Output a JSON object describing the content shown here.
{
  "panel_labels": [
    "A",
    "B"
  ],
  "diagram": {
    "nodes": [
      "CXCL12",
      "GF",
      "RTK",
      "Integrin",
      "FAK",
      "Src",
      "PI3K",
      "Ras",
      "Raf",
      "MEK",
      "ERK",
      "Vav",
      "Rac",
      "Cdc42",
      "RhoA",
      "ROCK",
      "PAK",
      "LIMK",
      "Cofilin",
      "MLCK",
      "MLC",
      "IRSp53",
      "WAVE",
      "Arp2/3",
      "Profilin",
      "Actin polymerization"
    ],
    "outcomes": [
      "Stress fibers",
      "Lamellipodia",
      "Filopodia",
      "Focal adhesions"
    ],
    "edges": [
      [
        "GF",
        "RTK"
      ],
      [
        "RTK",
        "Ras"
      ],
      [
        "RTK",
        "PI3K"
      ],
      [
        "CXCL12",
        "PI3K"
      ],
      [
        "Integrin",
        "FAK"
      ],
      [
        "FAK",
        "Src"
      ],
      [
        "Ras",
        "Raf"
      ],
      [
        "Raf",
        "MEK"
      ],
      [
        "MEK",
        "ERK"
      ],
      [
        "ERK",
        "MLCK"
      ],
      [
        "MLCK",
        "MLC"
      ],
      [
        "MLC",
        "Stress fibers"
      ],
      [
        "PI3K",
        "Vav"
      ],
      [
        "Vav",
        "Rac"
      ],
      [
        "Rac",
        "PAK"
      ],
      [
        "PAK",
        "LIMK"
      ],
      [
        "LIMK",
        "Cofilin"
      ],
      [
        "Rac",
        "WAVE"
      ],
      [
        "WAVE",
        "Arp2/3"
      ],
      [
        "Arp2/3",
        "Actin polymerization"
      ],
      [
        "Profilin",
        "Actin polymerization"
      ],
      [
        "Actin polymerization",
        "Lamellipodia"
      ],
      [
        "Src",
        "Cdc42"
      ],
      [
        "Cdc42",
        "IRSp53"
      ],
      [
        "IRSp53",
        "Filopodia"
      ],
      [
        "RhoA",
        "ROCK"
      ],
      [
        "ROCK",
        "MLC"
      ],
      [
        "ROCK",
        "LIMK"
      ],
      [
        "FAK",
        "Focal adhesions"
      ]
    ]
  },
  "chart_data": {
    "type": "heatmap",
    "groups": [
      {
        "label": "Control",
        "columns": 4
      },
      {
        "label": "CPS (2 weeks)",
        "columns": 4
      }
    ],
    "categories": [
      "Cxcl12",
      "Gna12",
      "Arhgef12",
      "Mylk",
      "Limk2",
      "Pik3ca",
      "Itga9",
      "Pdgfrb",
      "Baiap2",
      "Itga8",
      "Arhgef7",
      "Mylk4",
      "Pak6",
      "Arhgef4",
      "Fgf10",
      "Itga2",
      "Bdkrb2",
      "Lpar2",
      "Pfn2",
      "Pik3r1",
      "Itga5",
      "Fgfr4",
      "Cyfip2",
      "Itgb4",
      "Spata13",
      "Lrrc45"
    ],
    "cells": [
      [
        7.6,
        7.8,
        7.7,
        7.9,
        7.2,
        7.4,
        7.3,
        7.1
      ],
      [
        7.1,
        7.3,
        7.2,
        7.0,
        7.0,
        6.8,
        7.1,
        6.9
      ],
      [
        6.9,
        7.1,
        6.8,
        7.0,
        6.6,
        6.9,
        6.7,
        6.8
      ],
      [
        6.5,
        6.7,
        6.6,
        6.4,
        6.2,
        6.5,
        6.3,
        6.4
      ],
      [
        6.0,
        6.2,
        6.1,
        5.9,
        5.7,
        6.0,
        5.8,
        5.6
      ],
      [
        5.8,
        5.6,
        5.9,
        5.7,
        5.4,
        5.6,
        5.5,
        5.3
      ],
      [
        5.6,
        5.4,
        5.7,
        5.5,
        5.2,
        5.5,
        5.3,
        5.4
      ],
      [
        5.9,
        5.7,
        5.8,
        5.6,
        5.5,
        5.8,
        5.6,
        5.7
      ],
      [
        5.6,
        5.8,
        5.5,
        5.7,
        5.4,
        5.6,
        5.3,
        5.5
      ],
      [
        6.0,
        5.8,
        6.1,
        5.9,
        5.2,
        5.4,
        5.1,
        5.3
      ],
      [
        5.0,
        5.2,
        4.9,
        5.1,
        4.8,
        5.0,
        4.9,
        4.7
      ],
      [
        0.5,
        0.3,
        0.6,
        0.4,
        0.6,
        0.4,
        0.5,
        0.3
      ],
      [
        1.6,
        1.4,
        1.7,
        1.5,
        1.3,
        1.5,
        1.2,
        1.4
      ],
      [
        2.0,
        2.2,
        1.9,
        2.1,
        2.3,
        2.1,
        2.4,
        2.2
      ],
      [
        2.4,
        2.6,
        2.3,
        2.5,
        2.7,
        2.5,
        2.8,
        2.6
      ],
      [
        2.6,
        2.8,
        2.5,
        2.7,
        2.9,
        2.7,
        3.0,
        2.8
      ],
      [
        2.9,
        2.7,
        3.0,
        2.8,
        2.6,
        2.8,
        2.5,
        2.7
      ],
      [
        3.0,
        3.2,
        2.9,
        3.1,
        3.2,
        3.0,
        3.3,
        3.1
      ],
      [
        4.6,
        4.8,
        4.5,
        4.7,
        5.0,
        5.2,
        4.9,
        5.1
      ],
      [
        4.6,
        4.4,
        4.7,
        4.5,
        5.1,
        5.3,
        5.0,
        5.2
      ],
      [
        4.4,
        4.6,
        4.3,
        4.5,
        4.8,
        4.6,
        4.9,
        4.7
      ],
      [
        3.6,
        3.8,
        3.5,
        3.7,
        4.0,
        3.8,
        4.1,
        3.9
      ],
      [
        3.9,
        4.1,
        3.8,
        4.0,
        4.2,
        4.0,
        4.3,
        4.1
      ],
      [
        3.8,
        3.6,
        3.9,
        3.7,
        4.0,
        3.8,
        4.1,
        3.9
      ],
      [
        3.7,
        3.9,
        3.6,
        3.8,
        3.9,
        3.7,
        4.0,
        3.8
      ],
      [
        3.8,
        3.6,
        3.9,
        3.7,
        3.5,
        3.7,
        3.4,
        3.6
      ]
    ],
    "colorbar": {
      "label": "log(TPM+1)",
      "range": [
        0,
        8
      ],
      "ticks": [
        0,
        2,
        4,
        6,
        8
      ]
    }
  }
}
════════
▶ _Aim of the exercise_
Return each line in the records that holds the string "polymerization".

▶ _Correct answer_
      "Actin polymerization"
        "Actin polymerization"
        "Actin polymerization"
        "Actin polymerization",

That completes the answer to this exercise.